Tasks to complete:
A. Answer the following from the RustyXML architecture text:
(i) Which version of RustyXML consolidated multiple parsing strategies into the structural index?
(ii) How many bytes does each compact span struct take up?
(iii) How many applicable W3C/OASIS conformance tests pass, and how are they divided?
B. Duplicate the RustyXML architecture text from "RustyXML Architecture" down to "SweetXml and Saxy.".

Text extract:
RustyXML Architecture

A purpose-built Rust NIF for ultra-fast XML parsing in Elixir. Not a wrapper around an existing library—custom-built from the ground up for optimal BEAM integration with full XPath 1.0 support. Drop-in replacement for both SweetXml and Saxy.

Key Innovations

Purpose-Built, Not Wrapped

Unlike projects that wrap existing Rust crates (like quick-xml or roxmltree), RustyXML is designed specifically for Elixir:

Direct BEAM term construction — Results go straight to Erlang terms, no intermediate serialization
ResourceArc integration — Documents and streaming parser state managed by BEAM's garbage collector
Dirty scheduler awareness — All raw-XML parse NIFs run on dirty CPU schedulers
Zero-copy where possible — Span-based references into original input, only allocates for entity decoding
Structural index — Cache-friendly storage with compact span structs and flat arrays

Unified Architecture

RustyXML v0.2.0 consolidated multiple parsing strategies into a single optimized path: the structural index. A single UnifiedScanner tokenizes input once, dispatching to a ScanHandler trait that builds the appropriate representation:

Path	Description	Best For
`parse/1` + `xpath/2`	Structural index with XPath	General XML processing
`stream_tags/3`	Bounded-memory streaming	Large files (GB+)
`sax_parse/1`	SAX event collection	Event-driven processing

All three paths share the same SIMD-accelerated scanner and well-formedness validation.

Memory Efficiency

Structural index — Elements stored as compact span structs (32 bytes each) referencing the original input
Zero-copy strings — Tag names, attribute values, and text stored as (offset, length) spans
Sub-binary returns — BEAM sub-binaries share memory with the original input
Streaming bounded memory — Process 10GB+ files with ~128 KB combined NIF + BEAM peak via zero-copy tokenization and direct BEAM binary encoding
mimalloc allocator — High-performance allocator for reduced fragmentation
Optional memory tracking — Opt-in profiling with zero overhead when disabled

Validated Correctness

100% W3C/OASIS XML Conformance — All 1089 applicable tests pass (218 valid + 871 not-well-formed rejections), verified individually against the official xmlconf suite
1296+ tests including the full conformance suite, batch accessor clamping, and lazy XPath coverage
Cross-path validation — All paths produce consistent output
SweetXml compatibility — Verified identical behavior for common API patterns

Quick Start

import RustyXML

xml = """

Dataset content:
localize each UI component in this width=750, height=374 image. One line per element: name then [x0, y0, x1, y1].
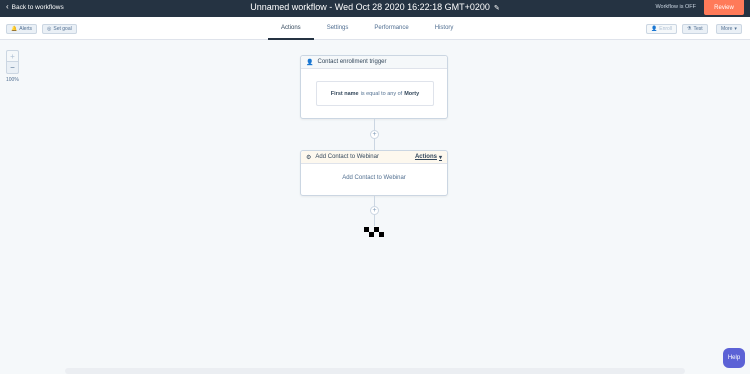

Answers given:
A.
(i) Version 0.2.0.
(ii) 32 bytes.
(iii) 1089 tests pass: 218 valid and 871 not-well-formed rejections.

B.
RustyXML Architecture

A purpose-built Rust NIF for ultra-fast XML parsing in Elixir. Not a wrapper around an existing library—custom-built from the ground up for optimal BEAM integration with full XPath 1.0 support. Drop-in replacement for both SweetXml and Saxy.